*Task details:*
Print the whole listing exactly.

──────── Supplied material ────────

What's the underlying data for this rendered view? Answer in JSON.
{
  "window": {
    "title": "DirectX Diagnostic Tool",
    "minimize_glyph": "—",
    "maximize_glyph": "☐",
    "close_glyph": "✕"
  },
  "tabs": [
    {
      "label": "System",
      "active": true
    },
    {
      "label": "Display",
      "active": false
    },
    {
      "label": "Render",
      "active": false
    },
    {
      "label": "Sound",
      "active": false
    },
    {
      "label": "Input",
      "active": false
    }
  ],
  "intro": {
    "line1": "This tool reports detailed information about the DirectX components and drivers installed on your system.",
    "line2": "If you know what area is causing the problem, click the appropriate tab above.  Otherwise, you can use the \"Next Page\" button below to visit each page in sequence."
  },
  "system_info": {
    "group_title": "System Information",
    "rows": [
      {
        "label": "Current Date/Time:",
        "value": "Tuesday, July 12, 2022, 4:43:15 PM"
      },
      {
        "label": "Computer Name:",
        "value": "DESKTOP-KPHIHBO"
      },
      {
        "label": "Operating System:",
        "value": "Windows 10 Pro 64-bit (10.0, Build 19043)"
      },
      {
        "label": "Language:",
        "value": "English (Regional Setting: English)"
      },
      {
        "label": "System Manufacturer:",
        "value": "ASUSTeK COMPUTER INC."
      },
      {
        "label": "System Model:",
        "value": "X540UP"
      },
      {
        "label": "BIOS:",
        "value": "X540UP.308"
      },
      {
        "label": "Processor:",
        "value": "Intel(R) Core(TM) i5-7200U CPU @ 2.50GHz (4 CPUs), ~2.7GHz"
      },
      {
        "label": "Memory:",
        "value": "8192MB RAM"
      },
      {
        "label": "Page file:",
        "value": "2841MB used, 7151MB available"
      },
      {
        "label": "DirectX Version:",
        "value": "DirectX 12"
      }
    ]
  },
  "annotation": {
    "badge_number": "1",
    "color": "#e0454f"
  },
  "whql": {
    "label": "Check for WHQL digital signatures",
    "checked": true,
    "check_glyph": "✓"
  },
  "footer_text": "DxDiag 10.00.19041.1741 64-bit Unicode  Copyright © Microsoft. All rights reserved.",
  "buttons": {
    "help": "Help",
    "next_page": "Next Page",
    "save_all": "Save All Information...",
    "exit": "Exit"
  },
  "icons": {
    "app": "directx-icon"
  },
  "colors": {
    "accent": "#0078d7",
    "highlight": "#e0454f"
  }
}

────────

*Answer for this exercise:*
What's the underlying data for this rendered view? Answer in JSON.
{
  "window": {
    "title": "DirectX Diagnostic Tool",
    "minimize_glyph": "—",
    "maximize_glyph": "☐",
    "close_glyph": "✕"
  },
  "tabs": [
    {
      "label": "System",
      "active": true
    },
    {
      "label": "Display",
      "active": false
    },
    {
      "label": "Render",
      "active": false
    },
    {
      "label": "Sound",
      "active": false
    },
    {
      "label": "Input",
      "active": false
    }
  ],
  "intro": {
    "line1": "This tool reports detailed information about the DirectX components and drivers installed on your system.",
    "line2": "If you know what area is causing the problem, click the appropriate tab above.  Otherwise, you can use the \"Next Page\" button below to visit each page in sequence."
  },
  "system_info": {
    "group_title": "System Information",
    "rows": [
      {
        "label": "Current Date/Time:",
        "value": "Tuesday, July 12, 2022, 4:43:15 PM"
      },
      {
        "label": "Computer Name:",
        "value": "DESKTOP-KPHIHBO"
      },
      {
        "label": "Operating System:",
        "value": "Windows 10 Pro 64-bit (10.0, Build 19043)"
      },
      {
        "label": "Language:",
        "value": "English (Regional Setting: English)"
      },
      {
        "label": "System Manufacturer:",
        "value": "ASUSTeK COMPUTER INC."
      },
      {
        "label": "System Model:",
        "value": "X540UP"
      },
      {
        "label": "BIOS:",
        "value": "X540UP.308"
      },
      {
        "label": "Processor:",
        "value": "Intel(R) Core(TM) i5-7200U CPU @ 2.50GHz (4 CPUs), ~2.7GHz"
      },
      {
        "label": "Memory:",
        "value": "8192MB RAM"
      },
      {
        "label": "Page file:",
        "value": "2841MB used, 7151MB available"
      },
      {
        "label": "DirectX Version:",
        "value": "DirectX 12"
      }
    ]
  },
  "annotation": {
    "badge_number": "1",
    "color": "#e0454f"
  },
  "whql": {
    "label": "Check for WHQL digital signatures",
    "checked": true,
    "check_glyph": "✓"
  },
  "footer_text": "DxDiag 10.00.19041.1741 64-bit Unicode  Copyright © Microsoft. All rights reserved.",
  "buttons": {
    "help": "Help",
    "next_page": "Next Page",
    "save_all": "Save All Information...",
    "exit": "Exit"
  },
  "icons": {
    "app": "directx-icon"
  },
  "colors": {
    "accent": "#0078d7",
    "highlight": "#e0454f"
  }
}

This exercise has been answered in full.